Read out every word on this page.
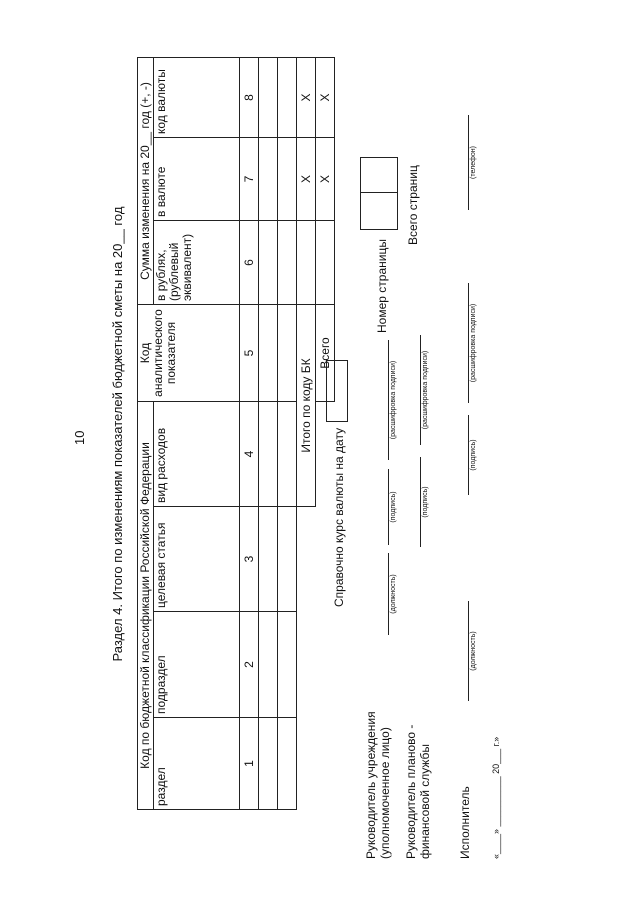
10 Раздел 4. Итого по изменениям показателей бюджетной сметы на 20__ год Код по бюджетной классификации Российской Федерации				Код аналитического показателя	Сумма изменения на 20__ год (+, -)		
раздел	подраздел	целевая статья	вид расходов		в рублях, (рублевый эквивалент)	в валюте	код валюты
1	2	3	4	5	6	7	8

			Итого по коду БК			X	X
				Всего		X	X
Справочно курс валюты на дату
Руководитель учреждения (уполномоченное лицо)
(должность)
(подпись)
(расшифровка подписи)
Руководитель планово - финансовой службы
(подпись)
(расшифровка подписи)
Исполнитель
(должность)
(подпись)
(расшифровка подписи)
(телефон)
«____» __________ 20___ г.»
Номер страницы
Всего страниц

EXERCISE PROMPT: Leave out the pictures and copy every record above exactly.

EXERCISE OUTPUT:
Read out every word on this page.
10 Раздел 4. Итого по изменениям показателей бюджетной сметы на 20__ год Код по бюджетной классификации Российской Федерации				Код аналитического показателя	Сумма изменения на 20__ год (+, -)		
раздел	подраздел	целевая статья	вид расходов		в рублях, (рублевый эквивалент)	в валюте	код валюты
1	2	3	4	5	6	7	8

			Итого по коду БК			X	X
				Всего		X	X
Справочно курс валюты на дату
Руководитель учреждения (уполномоченное лицо)
(должность)
(подпись)
(расшифровка подписи)
Руководитель планово - финансовой службы
(подпись)
(расшифровка подписи)
Исполнитель
(должность)
(подпись)
(расшифровка подписи)
(телефон)
«____» __________ 20___ г.»
Номер страницы
Всего страниц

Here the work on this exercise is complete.